■ **Source data**:
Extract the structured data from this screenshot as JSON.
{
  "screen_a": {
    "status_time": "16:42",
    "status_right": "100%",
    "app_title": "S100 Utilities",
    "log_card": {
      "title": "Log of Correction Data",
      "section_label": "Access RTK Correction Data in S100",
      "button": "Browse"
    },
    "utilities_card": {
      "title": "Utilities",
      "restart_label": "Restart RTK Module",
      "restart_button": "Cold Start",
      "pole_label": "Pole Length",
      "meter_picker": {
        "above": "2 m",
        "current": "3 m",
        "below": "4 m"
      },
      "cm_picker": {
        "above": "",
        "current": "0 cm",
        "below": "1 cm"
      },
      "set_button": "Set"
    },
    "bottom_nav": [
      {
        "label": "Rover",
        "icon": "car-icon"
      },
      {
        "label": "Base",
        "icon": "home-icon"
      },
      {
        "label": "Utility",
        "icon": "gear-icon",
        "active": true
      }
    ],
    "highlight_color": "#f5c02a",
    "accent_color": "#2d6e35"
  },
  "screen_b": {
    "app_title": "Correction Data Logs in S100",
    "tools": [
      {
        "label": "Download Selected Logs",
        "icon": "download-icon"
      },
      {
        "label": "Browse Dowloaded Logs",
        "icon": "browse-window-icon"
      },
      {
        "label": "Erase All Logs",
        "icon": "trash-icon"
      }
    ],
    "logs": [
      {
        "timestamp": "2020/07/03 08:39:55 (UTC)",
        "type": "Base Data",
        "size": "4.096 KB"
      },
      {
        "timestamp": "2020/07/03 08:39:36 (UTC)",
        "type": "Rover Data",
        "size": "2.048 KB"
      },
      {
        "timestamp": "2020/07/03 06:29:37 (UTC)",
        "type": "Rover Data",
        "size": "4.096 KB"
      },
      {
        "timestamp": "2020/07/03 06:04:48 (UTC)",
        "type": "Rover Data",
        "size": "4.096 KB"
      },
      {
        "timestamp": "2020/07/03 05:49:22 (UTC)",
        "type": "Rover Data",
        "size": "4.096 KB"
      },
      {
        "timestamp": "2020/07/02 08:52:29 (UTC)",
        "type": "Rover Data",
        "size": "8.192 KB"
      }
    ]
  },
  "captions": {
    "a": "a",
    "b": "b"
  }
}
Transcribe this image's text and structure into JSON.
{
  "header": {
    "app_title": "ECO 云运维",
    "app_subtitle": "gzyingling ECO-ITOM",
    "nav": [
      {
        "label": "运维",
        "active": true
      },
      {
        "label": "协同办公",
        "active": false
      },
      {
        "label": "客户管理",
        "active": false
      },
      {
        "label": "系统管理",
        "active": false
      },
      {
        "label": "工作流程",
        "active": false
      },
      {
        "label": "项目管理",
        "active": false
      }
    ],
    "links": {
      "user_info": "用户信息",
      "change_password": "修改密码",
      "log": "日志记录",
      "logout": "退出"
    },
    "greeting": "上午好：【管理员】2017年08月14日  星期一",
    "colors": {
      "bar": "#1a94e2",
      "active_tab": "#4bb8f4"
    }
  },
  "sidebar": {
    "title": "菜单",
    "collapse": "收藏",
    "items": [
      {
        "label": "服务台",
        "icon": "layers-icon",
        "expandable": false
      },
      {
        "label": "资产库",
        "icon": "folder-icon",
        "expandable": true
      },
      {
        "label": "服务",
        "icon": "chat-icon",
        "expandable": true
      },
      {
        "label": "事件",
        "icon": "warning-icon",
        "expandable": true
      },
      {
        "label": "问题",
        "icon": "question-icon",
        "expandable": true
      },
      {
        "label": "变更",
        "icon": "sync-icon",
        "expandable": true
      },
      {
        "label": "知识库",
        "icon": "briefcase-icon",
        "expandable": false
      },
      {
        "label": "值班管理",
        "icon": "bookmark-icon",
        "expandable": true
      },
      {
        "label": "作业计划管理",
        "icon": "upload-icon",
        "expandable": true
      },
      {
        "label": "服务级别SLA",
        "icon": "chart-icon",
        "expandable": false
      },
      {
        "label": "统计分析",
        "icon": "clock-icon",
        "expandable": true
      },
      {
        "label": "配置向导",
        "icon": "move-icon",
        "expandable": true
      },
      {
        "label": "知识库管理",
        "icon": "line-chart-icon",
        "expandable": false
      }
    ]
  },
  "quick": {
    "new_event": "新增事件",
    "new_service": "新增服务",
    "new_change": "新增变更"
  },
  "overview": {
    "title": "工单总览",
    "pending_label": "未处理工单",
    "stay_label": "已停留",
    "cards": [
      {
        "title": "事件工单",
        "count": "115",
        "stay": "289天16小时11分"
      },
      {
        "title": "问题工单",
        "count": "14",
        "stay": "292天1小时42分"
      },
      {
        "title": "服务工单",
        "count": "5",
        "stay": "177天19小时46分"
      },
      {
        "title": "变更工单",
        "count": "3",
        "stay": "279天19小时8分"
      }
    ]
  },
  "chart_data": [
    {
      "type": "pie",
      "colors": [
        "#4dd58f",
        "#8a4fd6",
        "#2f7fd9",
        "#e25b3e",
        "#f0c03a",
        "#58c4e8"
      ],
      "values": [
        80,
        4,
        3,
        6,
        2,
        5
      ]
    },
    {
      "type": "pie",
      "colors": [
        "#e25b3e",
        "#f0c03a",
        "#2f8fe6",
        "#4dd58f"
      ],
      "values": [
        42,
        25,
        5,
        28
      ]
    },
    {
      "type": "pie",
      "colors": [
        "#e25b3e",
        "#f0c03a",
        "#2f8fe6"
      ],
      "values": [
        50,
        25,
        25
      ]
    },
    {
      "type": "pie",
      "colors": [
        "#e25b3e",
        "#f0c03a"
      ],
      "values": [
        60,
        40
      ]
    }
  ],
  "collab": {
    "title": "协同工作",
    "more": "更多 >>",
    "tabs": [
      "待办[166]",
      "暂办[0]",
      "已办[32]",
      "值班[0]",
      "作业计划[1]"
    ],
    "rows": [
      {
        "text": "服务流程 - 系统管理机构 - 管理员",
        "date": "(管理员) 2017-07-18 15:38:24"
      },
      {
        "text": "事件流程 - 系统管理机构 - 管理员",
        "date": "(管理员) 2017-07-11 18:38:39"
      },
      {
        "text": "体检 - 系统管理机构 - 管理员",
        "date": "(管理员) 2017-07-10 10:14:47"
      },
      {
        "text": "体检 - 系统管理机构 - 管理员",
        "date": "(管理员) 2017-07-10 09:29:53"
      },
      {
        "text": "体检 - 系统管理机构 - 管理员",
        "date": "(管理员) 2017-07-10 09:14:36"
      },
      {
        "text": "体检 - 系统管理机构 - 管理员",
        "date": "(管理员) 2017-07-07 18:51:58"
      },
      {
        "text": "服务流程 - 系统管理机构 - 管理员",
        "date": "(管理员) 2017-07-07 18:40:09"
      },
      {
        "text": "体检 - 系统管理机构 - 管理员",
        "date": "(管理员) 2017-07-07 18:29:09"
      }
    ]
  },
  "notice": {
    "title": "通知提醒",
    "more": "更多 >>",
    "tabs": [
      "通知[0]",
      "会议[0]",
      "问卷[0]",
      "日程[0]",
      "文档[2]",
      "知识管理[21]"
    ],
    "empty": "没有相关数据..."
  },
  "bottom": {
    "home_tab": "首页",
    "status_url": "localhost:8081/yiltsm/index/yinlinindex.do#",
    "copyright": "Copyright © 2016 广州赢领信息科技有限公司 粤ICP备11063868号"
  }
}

■ **The problem**: Extract the full listing above without altering anything.

■ **Problem solution**:
Extract the structured data from this screenshot as JSON.
{
  "screen_a": {
    "status_time": "16:42",
    "status_right": "100%",
    "app_title": "S100 Utilities",
    "log_card": {
      "title": "Log of Correction Data",
      "section_label": "Access RTK Correction Data in S100",
      "button": "Browse"
    },
    "utilities_card": {
      "title": "Utilities",
      "restart_label": "Restart RTK Module",
      "restart_button": "Cold Start",
      "pole_label": "Pole Length",
      "meter_picker": {
        "above": "2 m",
        "current": "3 m",
        "below": "4 m"
      },
      "cm_picker": {
        "above": "",
        "current": "0 cm",
        "below": "1 cm"
      },
      "set_button": "Set"
    },
    "bottom_nav": [
      {
        "label": "Rover",
        "icon": "car-icon"
      },
      {
        "label": "Base",
        "icon": "home-icon"
      },
      {
        "label": "Utility",
        "icon": "gear-icon",
        "active": true
      }
    ],
    "highlight_color": "#f5c02a",
    "accent_color": "#2d6e35"
  },
  "screen_b": {
    "app_title": "Correction Data Logs in S100",
    "tools": [
      {
        "label": "Download Selected Logs",
        "icon": "download-icon"
      },
      {
        "label": "Browse Dowloaded Logs",
        "icon": "browse-window-icon"
      },
      {
        "label": "Erase All Logs",
        "icon": "trash-icon"
      }
    ],
    "logs": [
      {
        "timestamp": "2020/07/03 08:39:55 (UTC)",
        "type": "Base Data",
        "size": "4.096 KB"
      },
      {
        "timestamp": "2020/07/03 08:39:36 (UTC)",
        "type": "Rover Data",
        "size": "2.048 KB"
      },
      {
        "timestamp": "2020/07/03 06:29:37 (UTC)",
        "type": "Rover Data",
        "size": "4.096 KB"
      },
      {
        "timestamp": "2020/07/03 06:04:48 (UTC)",
        "type": "Rover Data",
        "size": "4.096 KB"
      },
      {
        "timestamp": "2020/07/03 05:49:22 (UTC)",
        "type": "Rover Data",
        "size": "4.096 KB"
      },
      {
        "timestamp": "2020/07/02 08:52:29 (UTC)",
        "type": "Rover Data",
        "size": "8.192 KB"
      }
    ]
  },
  "captions": {
    "a": "a",
    "b": "b"
  }
}
Transcribe this image's text and structure into JSON.
{
  "header": {
    "app_title": "ECO 云运维",
    "app_subtitle": "gzyingling ECO-ITOM",
    "nav": [
      {
        "label": "运维",
        "active": true
      },
      {
        "label": "协同办公",
        "active": false
      },
      {
        "label": "客户管理",
        "active": false
      },
      {
        "label": "系统管理",
        "active": false
      },
      {
        "label": "工作流程",
        "active": false
      },
      {
        "label": "项目管理",
        "active": false
      }
    ],
    "links": {
      "user_info": "用户信息",
      "change_password": "修改密码",
      "log": "日志记录",
      "logout": "退出"
    },
    "greeting": "上午好：【管理员】2017年08月14日  星期一",
    "colors": {
      "bar": "#1a94e2",
      "active_tab": "#4bb8f4"
    }
  },
  "sidebar": {
    "title": "菜单",
    "collapse": "收藏",
    "items": [
      {
        "label": "服务台",
        "icon": "layers-icon",
        "expandable": false
      },
      {
        "label": "资产库",
        "icon": "folder-icon",
        "expandable": true
      },
      {
        "label": "服务",
        "icon": "chat-icon",
        "expandable": true
      },
      {
        "label": "事件",
        "icon": "warning-icon",
        "expandable": true
      },
      {
        "label": "问题",
        "icon": "question-icon",
        "expandable": true
      },
      {
        "label": "变更",
        "icon": "sync-icon",
        "expandable": true
      },
      {
        "label": "知识库",
        "icon": "briefcase-icon",
        "expandable": false
      },
      {
        "label": "值班管理",
        "icon": "bookmark-icon",
        "expandable": true
      },
      {
        "label": "作业计划管理",
        "icon": "upload-icon",
        "expandable": true
      },
      {
        "label": "服务级别SLA",
        "icon": "chart-icon",
        "expandable": false
      },
      {
        "label": "统计分析",
        "icon": "clock-icon",
        "expandable": true
      },
      {
        "label": "配置向导",
        "icon": "move-icon",
        "expandable": true
      },
      {
        "label": "知识库管理",
        "icon": "line-chart-icon",
        "expandable": false
      }
    ]
  },
  "quick": {
    "new_event": "新增事件",
    "new_service": "新增服务",
    "new_change": "新增变更"
  },
  "overview": {
    "title": "工单总览",
    "pending_label": "未处理工单",
    "stay_label": "已停留",
    "cards": [
      {
        "title": "事件工单",
        "count": "115",
        "stay": "289天16小时11分"
      },
      {
        "title": "问题工单",
        "count": "14",
        "stay": "292天1小时42分"
      },
      {
        "title": "服务工单",
        "count": "5",
        "stay": "177天19小时46分"
      },
      {
        "title": "变更工单",
        "count": "3",
        "stay": "279天19小时8分"
      }
    ]
  },
  "chart_data": [
    {
      "type": "pie",
      "colors": [
        "#4dd58f",
        "#8a4fd6",
        "#2f7fd9",
        "#e25b3e",
        "#f0c03a",
        "#58c4e8"
      ],
      "values": [
        80,
        4,
        3,
        6,
        2,
        5
      ]
    },
    {
      "type": "pie",
      "colors": [
        "#e25b3e",
        "#f0c03a",
        "#2f8fe6",
        "#4dd58f"
      ],
      "values": [
        42,
        25,
        5,
        28
      ]
    },
    {
      "type": "pie",
      "colors": [
        "#e25b3e",
        "#f0c03a",
        "#2f8fe6"
      ],
      "values": [
        50,
        25,
        25
      ]
    },
    {
      "type": "pie",
      "colors": [
        "#e25b3e",
        "#f0c03a"
      ],
      "values": [
        60,
        40
      ]
    }
  ],
  "collab": {
    "title": "协同工作",
    "more": "更多 >>",
    "tabs": [
      "待办[166]",
      "暂办[0]",
      "已办[32]",
      "值班[0]",
      "作业计划[1]"
    ],
    "rows": [
      {
        "text": "服务流程 - 系统管理机构 - 管理员",
        "date": "(管理员) 2017-07-18 15:38:24"
      },
      {
        "text": "事件流程 - 系统管理机构 - 管理员",
        "date": "(管理员) 2017-07-11 18:38:39"
      },
      {
        "text": "体检 - 系统管理机构 - 管理员",
        "date": "(管理员) 2017-07-10 10:14:47"
      },
      {
        "text": "体检 - 系统管理机构 - 管理员",
        "date": "(管理员) 2017-07-10 09:29:53"
      },
      {
        "text": "体检 - 系统管理机构 - 管理员",
        "date": "(管理员) 2017-07-10 09:14:36"
      },
      {
        "text": "体检 - 系统管理机构 - 管理员",
        "date": "(管理员) 2017-07-07 18:51:58"
      },
      {
        "text": "服务流程 - 系统管理机构 - 管理员",
        "date": "(管理员) 2017-07-07 18:40:09"
      },
      {
        "text": "体检 - 系统管理机构 - 管理员",
        "date": "(管理员) 2017-07-07 18:29:09"
      }
    ]
  },
  "notice": {
    "title": "通知提醒",
    "more": "更多 >>",
    "tabs": [
      "通知[0]",
      "会议[0]",
      "问卷[0]",
      "日程[0]",
      "文档[2]",
      "知识管理[21]"
    ],
    "empty": "没有相关数据..."
  },
  "bottom": {
    "home_tab": "首页",
    "status_url": "localhost:8081/yiltsm/index/yinlinindex.do#",
    "copyright": "Copyright © 2016 广州赢领信息科技有限公司 粤ICP备11063868号"
  }
}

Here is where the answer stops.